Problem details
Restate the full set of records exactly, word for word.

────────────────

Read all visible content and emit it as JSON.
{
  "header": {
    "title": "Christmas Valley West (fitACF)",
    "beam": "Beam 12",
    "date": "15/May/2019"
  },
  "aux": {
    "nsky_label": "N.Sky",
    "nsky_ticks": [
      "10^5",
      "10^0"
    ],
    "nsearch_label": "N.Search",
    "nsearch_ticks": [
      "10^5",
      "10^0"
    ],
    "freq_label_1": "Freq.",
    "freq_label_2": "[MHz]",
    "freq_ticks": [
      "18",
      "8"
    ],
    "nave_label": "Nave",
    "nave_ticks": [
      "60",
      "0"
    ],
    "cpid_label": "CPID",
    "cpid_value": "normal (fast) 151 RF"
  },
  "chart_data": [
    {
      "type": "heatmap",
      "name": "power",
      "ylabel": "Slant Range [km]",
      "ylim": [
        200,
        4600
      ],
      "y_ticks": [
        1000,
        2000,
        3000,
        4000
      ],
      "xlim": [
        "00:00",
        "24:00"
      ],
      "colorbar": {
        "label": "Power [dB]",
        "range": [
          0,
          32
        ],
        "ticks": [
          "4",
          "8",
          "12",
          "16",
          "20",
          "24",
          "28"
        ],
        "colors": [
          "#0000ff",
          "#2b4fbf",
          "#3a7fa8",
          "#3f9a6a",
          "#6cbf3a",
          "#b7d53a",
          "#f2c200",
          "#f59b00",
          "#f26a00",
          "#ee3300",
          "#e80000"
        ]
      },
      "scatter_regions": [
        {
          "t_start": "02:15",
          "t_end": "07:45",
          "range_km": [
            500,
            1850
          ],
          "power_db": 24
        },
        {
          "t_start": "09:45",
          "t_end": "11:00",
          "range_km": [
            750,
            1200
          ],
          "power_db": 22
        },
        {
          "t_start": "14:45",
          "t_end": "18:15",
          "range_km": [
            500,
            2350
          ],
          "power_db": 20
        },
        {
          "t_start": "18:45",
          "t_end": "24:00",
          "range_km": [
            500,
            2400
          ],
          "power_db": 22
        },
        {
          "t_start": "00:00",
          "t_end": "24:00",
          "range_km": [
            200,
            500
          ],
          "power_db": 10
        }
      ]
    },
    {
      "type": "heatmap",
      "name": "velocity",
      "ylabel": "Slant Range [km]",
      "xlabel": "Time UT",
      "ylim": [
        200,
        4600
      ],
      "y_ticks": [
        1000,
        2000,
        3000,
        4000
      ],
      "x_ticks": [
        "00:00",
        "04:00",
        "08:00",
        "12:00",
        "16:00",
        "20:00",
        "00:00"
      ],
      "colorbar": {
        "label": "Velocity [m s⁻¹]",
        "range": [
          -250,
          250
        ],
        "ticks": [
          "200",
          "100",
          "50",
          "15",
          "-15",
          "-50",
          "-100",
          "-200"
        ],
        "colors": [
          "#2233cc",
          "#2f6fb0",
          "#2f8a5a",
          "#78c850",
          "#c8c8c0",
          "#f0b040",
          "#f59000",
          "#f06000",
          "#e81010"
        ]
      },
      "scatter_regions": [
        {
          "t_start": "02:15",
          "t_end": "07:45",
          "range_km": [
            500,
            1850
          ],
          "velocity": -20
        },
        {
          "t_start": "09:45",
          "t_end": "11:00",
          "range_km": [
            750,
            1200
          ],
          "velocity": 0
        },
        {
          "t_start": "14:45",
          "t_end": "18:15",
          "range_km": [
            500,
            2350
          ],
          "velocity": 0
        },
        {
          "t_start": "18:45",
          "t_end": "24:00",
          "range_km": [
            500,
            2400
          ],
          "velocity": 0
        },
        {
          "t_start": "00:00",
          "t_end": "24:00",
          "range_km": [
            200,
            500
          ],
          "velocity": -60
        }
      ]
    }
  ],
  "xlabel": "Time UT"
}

────────────────

Result for this task
Read all visible content and emit it as JSON.
{
  "header": {
    "title": "Christmas Valley West (fitACF)",
    "beam": "Beam 12",
    "date": "15/May/2019"
  },
  "aux": {
    "nsky_label": "N.Sky",
    "nsky_ticks": [
      "10^5",
      "10^0"
    ],
    "nsearch_label": "N.Search",
    "nsearch_ticks": [
      "10^5",
      "10^0"
    ],
    "freq_label_1": "Freq.",
    "freq_label_2": "[MHz]",
    "freq_ticks": [
      "18",
      "8"
    ],
    "nave_label": "Nave",
    "nave_ticks": [
      "60",
      "0"
    ],
    "cpid_label": "CPID",
    "cpid_value": "normal (fast) 151 RF"
  },
  "chart_data": [
    {
      "type": "heatmap",
      "name": "power",
      "ylabel": "Slant Range [km]",
      "ylim": [
        200,
        4600
      ],
      "y_ticks": [
        1000,
        2000,
        3000,
        4000
      ],
      "xlim": [
        "00:00",
        "24:00"
      ],
      "colorbar": {
        "label": "Power [dB]",
        "range": [
          0,
          32
        ],
        "ticks": [
          "4",
          "8",
          "12",
          "16",
          "20",
          "24",
          "28"
        ],
        "colors": [
          "#0000ff",
          "#2b4fbf",
          "#3a7fa8",
          "#3f9a6a",
          "#6cbf3a",
          "#b7d53a",
          "#f2c200",
          "#f59b00",
          "#f26a00",
          "#ee3300",
          "#e80000"
        ]
      },
      "scatter_regions": [
        {
          "t_start": "02:15",
          "t_end": "07:45",
          "range_km": [
            500,
            1850
          ],
          "power_db": 24
        },
        {
          "t_start": "09:45",
          "t_end": "11:00",
          "range_km": [
            750,
            1200
          ],
          "power_db": 22
        },
        {
          "t_start": "14:45",
          "t_end": "18:15",
          "range_km": [
            500,
            2350
          ],
          "power_db": 20
        },
        {
          "t_start": "18:45",
          "t_end": "24:00",
          "range_km": [
            500,
            2400
          ],
          "power_db": 22
        },
        {
          "t_start": "00:00",
          "t_end": "24:00",
          "range_km": [
            200,
            500
          ],
          "power_db": 10
        }
      ]
    },
    {
      "type": "heatmap",
      "name": "velocity",
      "ylabel": "Slant Range [km]",
      "xlabel": "Time UT",
      "ylim": [
        200,
        4600
      ],
      "y_ticks": [
        1000,
        2000,
        3000,
        4000
      ],
      "x_ticks": [
        "00:00",
        "04:00",
        "08:00",
        "12:00",
        "16:00",
        "20:00",
        "00:00"
      ],
      "colorbar": {
        "label": "Velocity [m s⁻¹]",
        "range": [
          -250,
          250
        ],
        "ticks": [
          "200",
          "100",
          "50",
          "15",
          "-15",
          "-50",
          "-100",
          "-200"
        ],
        "colors": [
          "#2233cc",
          "#2f6fb0",
          "#2f8a5a",
          "#78c850",
          "#c8c8c0",
          "#f0b040",
          "#f59000",
          "#f06000",
          "#e81010"
        ]
      },
      "scatter_regions": [
        {
          "t_start": "02:15",
          "t_end": "07:45",
          "range_km": [
            500,
            1850
          ],
          "velocity": -20
        },
        {
          "t_start": "09:45",
          "t_end": "11:00",
          "range_km": [
            750,
            1200
          ],
          "velocity": 0
        },
        {
          "t_start": "14:45",
          "t_end": "18:15",
          "range_km": [
            500,
            2350
          ],
          "velocity": 0
        },
        {
          "t_start": "18:45",
          "t_end": "24:00",
          "range_km": [
            500,
            2400
          ],
          "velocity": 0
        },
        {
          "t_start": "00:00",
          "t_end": "24:00",
          "range_km": [
            200,
            500
          ],
          "velocity": -60
        }
      ]
    }
  ],
  "xlabel": "Time UT"
}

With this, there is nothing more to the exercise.